• Passage shown

......

Single by the Rolling Stones

from the album Sticky Fingers
- B-side: "Bitch"/"Let It Rock" (UK)
- Released: 16 April 1971
- Recorded: 2–4 December 1969
- Studio: Muscle Shoals (Sheffield)
- Genre: Hard rock; rock and roll; blues rock; boogie rock;
- Length: 3:50
- Label: Rolling Stones
- Songwriter: Jagger–Richards
- Producer: Jimmy Miller

The Rolling Stones singles chronology
| "Honky Tonk Women" (1969) | "Brown Sugar" (1971) | "Wild Horses" (1971) |

Official audio
- "Brown Sugar" (Remastered 2009) on YouTube

= Brown Sugar (Rolling Stones song) =

1971 single by the Rolling Stones

"Brown Sugar" is a song recorded by the English rock band the Rolling Stones. Written primarily by Mick Jagger, it is the opening track and lead single from their ninth studio album, Sticky Fingers (1971). It became a number one hit in both the United States and Canada. In the United Kingdom and Ireland, it charted at number two. In the United States, Billboard ranked it as the number 16 song for 1971.

Rolling Stone ranked it number 495 on its list of the 500 Greatest Songs of All Time in 2010, number 490 in 2004, and at number five on their list of the 100 Greatest Guitar Songs of All Time (2004).

......

• Data rows
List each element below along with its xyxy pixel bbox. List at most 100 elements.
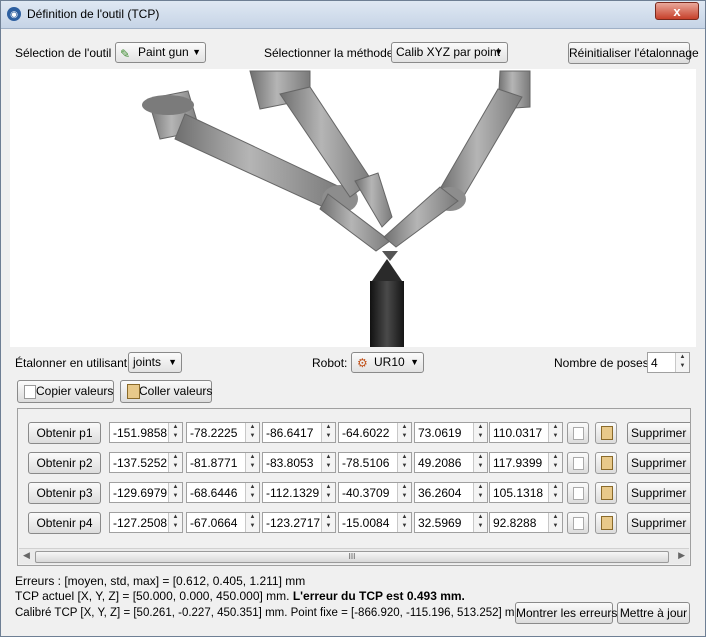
spin-arrows-icon[interactable]: ▲ ▼ [321, 423, 335, 442]
get-point-button[interactable]: Obtenir p1 [28, 422, 101, 444]
joint-value: -40.3709 [342, 486, 390, 500]
points-table: Obtenir p1 -151.9858 ▲ ▼ -78.2225 ▲ ▼ -86.6417 ▲… [17, 408, 691, 566]
paste-row-icon[interactable] [595, 452, 617, 474]
delete-point-button[interactable]: Supprimer p [627, 512, 690, 534]
calibrate-using-label: Étalonner en utilisant: [15, 356, 131, 370]
spin-arrows-icon[interactable]: ▲ ▼ [397, 423, 411, 442]
paste-row-icon[interactable] [595, 422, 617, 444]
title-bar[interactable]: ◉ Définition de l'outil (TCP) x [1, 1, 705, 29]
spin-arrows-icon[interactable]: ▲ ▼ [321, 513, 335, 532]
joint-value-spinbox[interactable]: 32.5969 ▲ ▼ [414, 512, 488, 533]
paste-values-label: Coller valeurs [139, 384, 213, 398]
copy-row-icon[interactable] [567, 482, 589, 504]
joint-value-spinbox[interactable]: 36.2604 ▲ ▼ [414, 482, 488, 503]
joint-value-spinbox[interactable]: -78.2225 ▲ ▼ [186, 422, 260, 443]
delete-point-button[interactable]: Supprimer p [627, 452, 690, 474]
delete-point-button[interactable]: Supprimer p [627, 422, 690, 444]
spin-arrows-icon[interactable]: ▲ ▼ [397, 483, 411, 502]
joint-value-spinbox[interactable]: -67.0664 ▲ ▼ [186, 512, 260, 533]
spin-arrows-icon[interactable]: ▲ ▼ [473, 423, 487, 442]
spin-arrows-icon[interactable]: ▲ ▼ [548, 423, 562, 442]
spin-arrows-icon[interactable]: ▲ ▼ [168, 423, 182, 442]
method-selection-label: Sélectionner la méthode : [264, 46, 401, 60]
get-point-button[interactable]: Obtenir p2 [28, 452, 101, 474]
spin-arrows-icon[interactable]: ▲ ▼ [548, 513, 562, 532]
joint-value: -83.8053 [266, 456, 314, 470]
spin-arrows-icon[interactable]: ▲ ▼ [245, 513, 259, 532]
joint-value-spinbox[interactable]: 92.8288 ▲ ▼ [489, 512, 563, 533]
close-button[interactable]: x [655, 2, 699, 20]
joint-value-spinbox[interactable]: 117.9399 ▲ ▼ [489, 452, 563, 473]
chevron-down-icon: ▼ [168, 357, 177, 367]
num-poses-value: 4 [651, 356, 658, 370]
get-point-button[interactable]: Obtenir p4 [28, 512, 101, 534]
joint-value-spinbox[interactable]: -127.2508 ▲ ▼ [109, 512, 183, 533]
horizontal-scrollbar[interactable]: ◀ III ▶ [19, 548, 689, 564]
copy-row-icon[interactable] [567, 452, 589, 474]
spin-arrows-icon[interactable]: ▲ ▼ [473, 483, 487, 502]
joint-value-spinbox[interactable]: -68.6446 ▲ ▼ [186, 482, 260, 503]
chevron-down-icon: ▼ [494, 47, 503, 57]
copy-icon [24, 385, 36, 399]
method-select[interactable]: Calib XYZ par point ▼ [391, 42, 508, 63]
joint-value-spinbox[interactable]: -64.6022 ▲ ▼ [338, 422, 412, 443]
joint-value-spinbox[interactable]: -78.5106 ▲ ▼ [338, 452, 412, 473]
copy-values-button[interactable]: Copier valeurs [17, 380, 114, 403]
spin-arrows-icon[interactable]: ▲ ▼ [321, 483, 335, 502]
delete-point-button[interactable]: Supprimer p [627, 482, 690, 504]
joint-value-spinbox[interactable]: -137.5252 ▲ ▼ [109, 452, 183, 473]
spin-arrows-icon[interactable]: ▲ ▼ [397, 453, 411, 472]
spin-arrows-icon[interactable]: ▲ ▼ [168, 483, 182, 502]
spin-arrows-icon[interactable]: ▲ ▼ [548, 453, 562, 472]
num-poses-spinbox[interactable]: 4 ▲ ▼ [647, 352, 690, 373]
joint-value-spinbox[interactable]: -15.0084 ▲ ▼ [338, 512, 412, 533]
spin-arrows-icon[interactable]: ▲ ▼ [168, 453, 182, 472]
joint-value-spinbox[interactable]: 49.2086 ▲ ▼ [414, 452, 488, 473]
spin-arrows-icon[interactable]: ▲ ▼ [245, 483, 259, 502]
joint-value: 49.2086 [418, 456, 462, 470]
calibrate-using-select[interactable]: joints ▼ [128, 352, 182, 373]
copy-row-icon[interactable] [567, 422, 589, 444]
spin-arrows-icon[interactable]: ▲ ▼ [473, 453, 487, 472]
3d-viewport[interactable] [10, 69, 696, 347]
spin-arrows-icon[interactable]: ▲ ▼ [548, 483, 562, 502]
joint-value-spinbox[interactable]: -129.6979 ▲ ▼ [109, 482, 183, 503]
scrollbar-thumb[interactable]: III [35, 551, 669, 563]
num-poses-label: Nombre de poses: [554, 356, 653, 370]
spin-arrows-icon[interactable]: ▲ ▼ [675, 353, 689, 372]
spin-arrows-icon[interactable]: ▲ ▼ [245, 423, 259, 442]
paste-icon [127, 384, 140, 399]
calibrate-using-value: joints [133, 355, 162, 369]
robot-select[interactable]: ⚙ UR10 ▼ [351, 352, 424, 373]
update-button[interactable]: Mettre à jour [617, 602, 690, 624]
spin-arrows-icon[interactable]: ▲ ▼ [397, 513, 411, 532]
paste-values-button[interactable]: Coller valeurs [120, 380, 212, 403]
scroll-right-icon[interactable]: ▶ [678, 550, 685, 561]
joint-value: -78.2225 [190, 426, 238, 440]
joint-value-spinbox[interactable]: -151.9858 ▲ ▼ [109, 422, 183, 443]
joint-value-spinbox[interactable]: 105.1318 ▲ ▼ [489, 482, 563, 503]
spin-arrows-icon[interactable]: ▲ ▼ [321, 453, 335, 472]
get-point-button[interactable]: Obtenir p3 [28, 482, 101, 504]
paste-row-icon[interactable] [595, 482, 617, 504]
joint-value-spinbox[interactable]: -81.8771 ▲ ▼ [186, 452, 260, 473]
joint-value-spinbox[interactable]: 73.0619 ▲ ▼ [414, 422, 488, 443]
robot-select-value: UR10 [374, 355, 405, 369]
tool-select[interactable]: ✎ Paint gun ▼ [115, 42, 206, 63]
reset-calibration-button[interactable]: Réinitialiser l'étalonnage [568, 42, 699, 64]
joint-value-spinbox[interactable]: -40.3709 ▲ ▼ [338, 482, 412, 503]
spin-arrows-icon[interactable]: ▲ ▼ [168, 513, 182, 532]
joint-value-spinbox[interactable]: -112.1329 ▲ ▼ [262, 482, 336, 503]
scroll-left-icon[interactable]: ◀ [23, 550, 30, 561]
joint-value-spinbox[interactable]: 110.0317 ▲ ▼ [489, 422, 563, 443]
joint-value-spinbox[interactable]: -123.2717 ▲ ▼ [262, 512, 336, 533]
spin-arrows-icon[interactable]: ▲ ▼ [245, 453, 259, 472]
joint-value-spinbox[interactable]: -86.6417 ▲ ▼ [262, 422, 336, 443]
robot-label: Robot: [312, 356, 348, 370]
chevron-down-icon: ▼ [192, 47, 201, 57]
spin-arrows-icon[interactable]: ▲ ▼ [473, 513, 487, 532]
paste-row-icon[interactable] [595, 512, 617, 534]
show-errors-button[interactable]: Montrer les erreurs [515, 602, 617, 624]
copy-row-icon[interactable] [567, 512, 589, 534]
joint-value-spinbox[interactable]: -83.8053 ▲ ▼ [262, 452, 336, 473]
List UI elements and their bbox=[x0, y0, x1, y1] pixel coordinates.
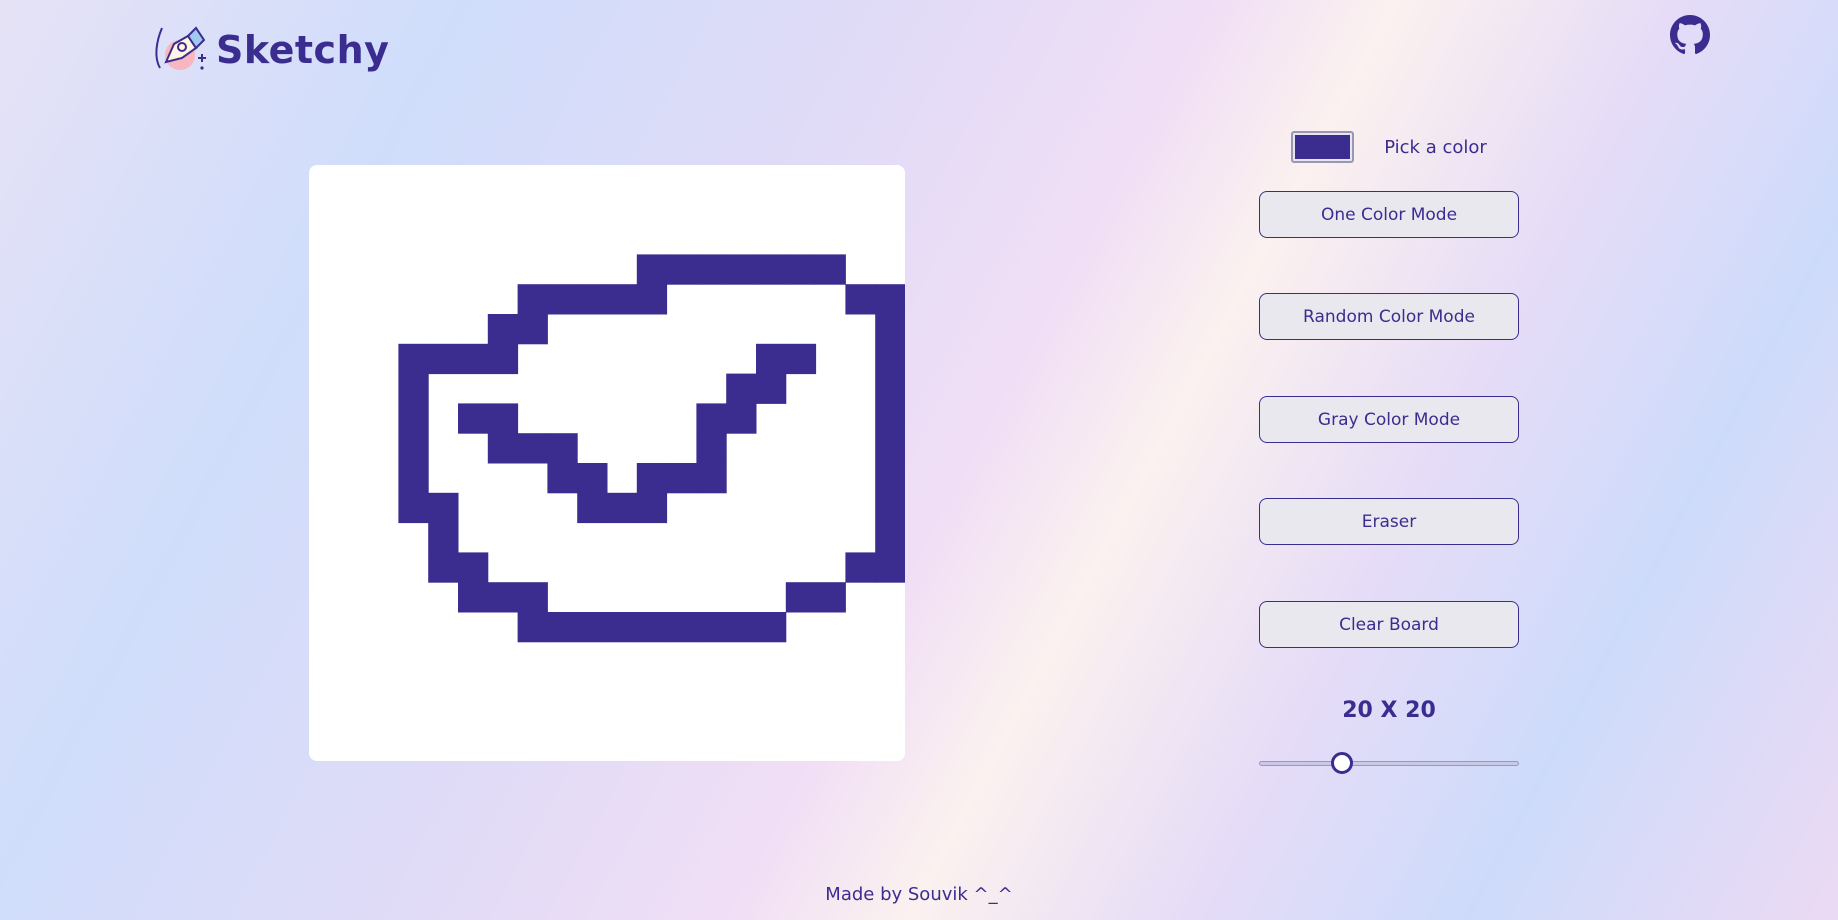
pixel-cell[interactable] bbox=[547, 463, 578, 494]
pixel-cell[interactable] bbox=[487, 582, 519, 613]
pixel-cell[interactable] bbox=[458, 552, 489, 583]
pixel-cell[interactable] bbox=[428, 343, 459, 375]
clear-board-button[interactable]: Clear Board bbox=[1259, 601, 1519, 648]
pixel-cell[interactable] bbox=[428, 492, 459, 524]
pixel-cell[interactable] bbox=[487, 343, 519, 375]
pixel-cell[interactable] bbox=[696, 612, 727, 643]
pixel-cell[interactable] bbox=[547, 612, 578, 643]
pen-nib-logo-icon bbox=[152, 22, 210, 78]
pixel-cell[interactable] bbox=[607, 492, 638, 524]
pixel-cell[interactable] bbox=[458, 403, 489, 434]
pixel-cell[interactable] bbox=[458, 582, 489, 613]
pixel-cell[interactable] bbox=[547, 433, 578, 464]
pixel-cell[interactable] bbox=[398, 492, 429, 524]
pixel-cell[interactable] bbox=[875, 403, 905, 434]
pixel-cell[interactable] bbox=[577, 612, 608, 643]
pixel-cell[interactable] bbox=[517, 612, 548, 643]
pixel-cell[interactable] bbox=[815, 582, 846, 613]
pixel-cell[interactable] bbox=[636, 254, 668, 285]
pixel-cell[interactable] bbox=[487, 433, 519, 464]
pixel-cell[interactable] bbox=[756, 254, 787, 285]
pixel-cell[interactable] bbox=[845, 284, 876, 315]
pixel-cell[interactable] bbox=[547, 284, 578, 315]
pixel-cell[interactable] bbox=[785, 343, 817, 375]
pixel-cell[interactable] bbox=[756, 373, 787, 404]
slider-thumb[interactable] bbox=[1330, 752, 1353, 774]
pixel-cell[interactable] bbox=[458, 343, 489, 375]
one-color-mode-button[interactable]: One Color Mode bbox=[1259, 191, 1519, 238]
pixel-cell[interactable] bbox=[428, 552, 459, 583]
pixel-cell[interactable] bbox=[785, 254, 817, 285]
pixel-cell[interactable] bbox=[726, 403, 757, 434]
pixel-cell[interactable] bbox=[696, 403, 727, 434]
pixel-cell[interactable] bbox=[875, 463, 905, 494]
pixel-cell[interactable] bbox=[398, 343, 429, 375]
pixel-cell[interactable] bbox=[756, 343, 787, 375]
pixel-cell[interactable] bbox=[636, 612, 668, 643]
pixel-cell[interactable] bbox=[517, 284, 548, 315]
pixel-cell[interactable] bbox=[845, 552, 876, 583]
pixel-cell[interactable] bbox=[785, 582, 817, 613]
pixel-cell[interactable] bbox=[517, 314, 548, 345]
pixel-cell[interactable] bbox=[636, 463, 668, 494]
pixel-cell[interactable] bbox=[875, 492, 905, 524]
footer-credit: Made by Souvik ^_^ bbox=[825, 884, 1013, 905]
grid-size-slider[interactable] bbox=[1259, 751, 1519, 775]
pixel-cell[interactable] bbox=[517, 433, 548, 464]
pixel-cell[interactable] bbox=[577, 492, 608, 524]
pixel-cell[interactable] bbox=[577, 284, 608, 315]
sketch-board[interactable] bbox=[309, 165, 905, 761]
pixel-cell[interactable] bbox=[696, 433, 727, 464]
pixel-cell[interactable] bbox=[607, 612, 638, 643]
app-header: Sketchy bbox=[152, 22, 389, 78]
pixel-cell[interactable] bbox=[636, 492, 668, 524]
pixel-cell[interactable] bbox=[666, 254, 697, 285]
pixel-cell[interactable] bbox=[726, 373, 757, 404]
pixel-cell[interactable] bbox=[756, 612, 787, 643]
pixel-cell[interactable] bbox=[577, 463, 608, 494]
pixel-cell[interactable] bbox=[875, 314, 905, 345]
pixel-cell[interactable] bbox=[875, 552, 905, 583]
pixel-cell[interactable] bbox=[875, 373, 905, 404]
pixel-cell[interactable] bbox=[726, 612, 757, 643]
pixel-cell[interactable] bbox=[398, 403, 429, 434]
pixel-cell[interactable] bbox=[666, 463, 697, 494]
slider-track[interactable] bbox=[1259, 761, 1519, 766]
github-icon[interactable] bbox=[1670, 15, 1710, 55]
brand-title: Sketchy bbox=[216, 28, 390, 72]
color-picker-label: Pick a color bbox=[1384, 136, 1487, 158]
controls-panel: Pick a color One Color Mode Random Color… bbox=[1259, 128, 1519, 774]
pixel-cell[interactable] bbox=[428, 522, 459, 553]
pixel-cell[interactable] bbox=[398, 433, 429, 464]
grid-size-label: 20 X 20 bbox=[1342, 698, 1436, 723]
pixel-cell[interactable] bbox=[398, 373, 429, 404]
pixel-cell[interactable] bbox=[726, 254, 757, 285]
pixel-cell[interactable] bbox=[815, 254, 846, 285]
pixel-cell[interactable] bbox=[607, 284, 638, 315]
color-picker-row: Pick a color bbox=[1259, 128, 1519, 166]
eraser-button[interactable]: Eraser bbox=[1259, 498, 1519, 545]
pixel-cell[interactable] bbox=[875, 343, 905, 375]
pixel-cell[interactable] bbox=[487, 314, 519, 345]
gray-color-mode-button[interactable]: Gray Color Mode bbox=[1259, 396, 1519, 443]
pixel-cell[interactable] bbox=[875, 433, 905, 464]
pixel-cell[interactable] bbox=[487, 403, 519, 434]
color-swatch bbox=[1295, 135, 1351, 159]
pixel-cell[interactable] bbox=[517, 582, 548, 613]
random-color-mode-button[interactable]: Random Color Mode bbox=[1259, 293, 1519, 340]
pixel-cell[interactable] bbox=[666, 612, 697, 643]
page-background bbox=[0, 0, 1838, 920]
pixel-cell[interactable] bbox=[875, 522, 905, 553]
color-picker[interactable] bbox=[1291, 131, 1355, 163]
pixel-grid[interactable] bbox=[309, 165, 905, 761]
pixel-cell[interactable] bbox=[875, 284, 905, 315]
pixel-cell[interactable] bbox=[696, 254, 727, 285]
pixel-cell[interactable] bbox=[636, 284, 668, 315]
pixel-cell[interactable] bbox=[696, 463, 727, 494]
pixel-cell[interactable] bbox=[398, 463, 429, 494]
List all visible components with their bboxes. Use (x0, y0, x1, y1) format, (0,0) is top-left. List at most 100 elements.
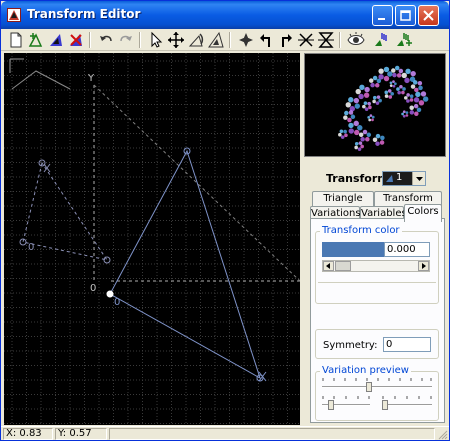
flip-icon (239, 33, 253, 47)
variation-preview-density-slider[interactable] (322, 396, 370, 410)
flame-fragment (348, 97, 354, 103)
rotate-left-button[interactable] (257, 31, 275, 49)
transform-select[interactable]: 1 (382, 171, 426, 186)
variation-preview-range-slider[interactable] (322, 378, 432, 392)
flame-fragment (357, 147, 362, 151)
flame-fragment (369, 114, 373, 117)
add-transform-icon (28, 33, 43, 47)
flame-fragment (376, 95, 381, 99)
slider-ticks (382, 396, 432, 399)
variation-preview-group-label: Variation preview (320, 365, 411, 376)
rotate-tool-button[interactable] (187, 31, 205, 49)
flame-fragment (404, 96, 408, 100)
flame-fragment (353, 120, 359, 127)
flame-fragment (358, 93, 364, 100)
status-x-readout: X: 0.83 (3, 428, 53, 440)
flame-fragment (359, 84, 365, 91)
flame-fragment (397, 90, 401, 95)
variation-preview-depth-slider[interactable] (382, 396, 432, 410)
flame-fragment (405, 111, 409, 114)
flame-fragment (389, 81, 393, 85)
scale-tool-button[interactable] (207, 31, 225, 49)
flame-fragment (376, 78, 382, 84)
redo-button[interactable] (117, 31, 135, 49)
triangle-editor-svg[interactable]: Y 0 0 0 (4, 53, 300, 425)
scroll-left-button[interactable] (323, 261, 334, 271)
flip-button[interactable] (237, 31, 255, 49)
flip-horizontal-button[interactable] (297, 31, 315, 49)
flame-fragment (368, 118, 372, 122)
select-tool-button[interactable] (147, 31, 165, 49)
tab-colors[interactable]: Colors (404, 204, 442, 222)
transform-canvas[interactable]: Y 0 0 0 (4, 53, 300, 425)
transform-color-value-input[interactable]: 0.000 (384, 242, 430, 257)
flame-fragment (364, 86, 370, 93)
preview-toggle-button[interactable] (347, 31, 365, 49)
resize-grip-icon[interactable] (436, 428, 448, 440)
density-slider-knob[interactable] (328, 400, 334, 410)
undo-icon (100, 35, 112, 42)
tab-triangle[interactable]: Triangle (312, 191, 374, 207)
eye-icon (347, 32, 365, 45)
color-divider (318, 282, 436, 283)
transform-color-swatch[interactable] (322, 242, 384, 257)
flame-fragment (414, 111, 419, 117)
flame-fragment (417, 80, 423, 86)
duplicate-transform-icon (50, 34, 62, 46)
flame-fragment (398, 68, 404, 74)
flame-fragment (387, 89, 392, 93)
secondary-vertex-x[interactable] (103, 256, 111, 264)
window-title: Transform Editor (27, 7, 141, 21)
flame-fragment (347, 117, 352, 123)
scroll-right-button[interactable] (418, 261, 429, 271)
flame-fragment (422, 96, 429, 102)
flame-fragment (409, 105, 414, 110)
undo-button[interactable] (97, 31, 115, 49)
main-vertex-label: 0 (114, 297, 120, 308)
slider-ticks (322, 396, 370, 399)
slider-ticks (322, 378, 432, 381)
title-bar[interactable]: Transform Editor (1, 1, 449, 29)
flame-fragment (372, 75, 378, 81)
add-transform-button[interactable] (27, 31, 45, 49)
flame-fragment (372, 95, 377, 100)
origin-label: 0 (90, 283, 96, 294)
close-button[interactable] (418, 5, 439, 26)
flame-fragment (384, 90, 389, 95)
transform-select-value: 1 (396, 172, 403, 183)
transform-color-scrollbar[interactable] (322, 260, 430, 272)
main-vertex-o[interactable] (106, 290, 114, 298)
flame-fragment (348, 110, 354, 115)
toolbar-separator (139, 32, 141, 48)
transform-color-scroll-thumb[interactable] (335, 261, 351, 271)
toolbar-separator (229, 32, 231, 48)
minimize-button[interactable] (372, 5, 393, 26)
flame-fragment (368, 78, 374, 83)
flame-fragment (388, 95, 393, 99)
flame-fragment (380, 135, 385, 141)
post-transform-button[interactable] (373, 31, 391, 49)
flame-fragment (340, 135, 345, 139)
range-slider-knob[interactable] (366, 382, 372, 392)
delete-transform-button[interactable] (67, 31, 85, 49)
flip-vertical-button[interactable] (317, 31, 335, 49)
flame-fragment (348, 122, 354, 129)
new-transform-button[interactable] (7, 31, 25, 49)
depth-slider-knob[interactable] (382, 400, 388, 410)
flame-fragment (360, 144, 364, 149)
maximize-button[interactable] (395, 5, 416, 26)
post-transform-reset-button[interactable] (395, 31, 413, 49)
flame-fragment (383, 75, 390, 82)
rotate-right-button[interactable] (277, 31, 295, 49)
flame-fragment (363, 101, 368, 106)
move-tool-button[interactable] (167, 31, 185, 49)
flame-fragment (418, 100, 425, 106)
flame-fragment (410, 70, 416, 77)
transform-dropdown-button[interactable] (412, 172, 425, 185)
flame-fragment (339, 129, 344, 134)
flame-fragment (357, 125, 363, 131)
toolbar (1, 29, 449, 51)
duplicate-transform-button[interactable] (47, 31, 65, 49)
properties-panel: Transform 1 Triangle Transform Variation… (304, 159, 447, 425)
flame-fragment (358, 132, 364, 137)
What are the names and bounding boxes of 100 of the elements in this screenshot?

......

• Task instructions
(1) Using the Brown Sugar page, decide whether each statement agrees with it: (a) the song was recorded at Muscle Shoals; (b) the song reached number one in the United Kingdom; (c) Rolling Stone placed the song at number five on its list of the 100 Greatest Guitar Songs of All Time. For each, answer yes or no and quote the deciding words.
(2) Reproduce word for word the part of the Brown Sugar page that begins at the words "The Rolling Stones singles" and stops after "All Time (2004).".

• Correct answers
(1)
(a) Yes: "Studio: Muscle Shoals (Sheffield)"
(b) No: "In the United Kingdom and Ireland, it charted at number two."
(c) Yes: "at number five on their list of the 100 Greatest Guitar Songs of All Time (2004)"

(2)
The Rolling Stones singles chronology
| "Honky Tonk Women" (1969) | "Brown Sugar" (1971) | "Wild Horses" (1971) |

Official audio
- "Brown Sugar" (Remastered 2009) on YouTube

= Brown Sugar (Rolling Stones song) =

1971 single by the Rolling Stones

"Brown Sugar" is a song recorded by the English rock band the Rolling Stones. Written primarily by Mick Jagger, it is the opening track and lead single from their ninth studio album, Sticky Fingers (1971). It became a number one hit in both the United States and Canada. In the United Kingdom and Ireland, it charted at number two. In the United States, Billboard ranked it as the number 16 song for 1971.

Rolling Stone ranked it number 495 on its list of the 500 Greatest Songs of All Time in 2010, number 490 in 2004, and at number five on their list of the 100 Greatest Guitar Songs of All Time (2004).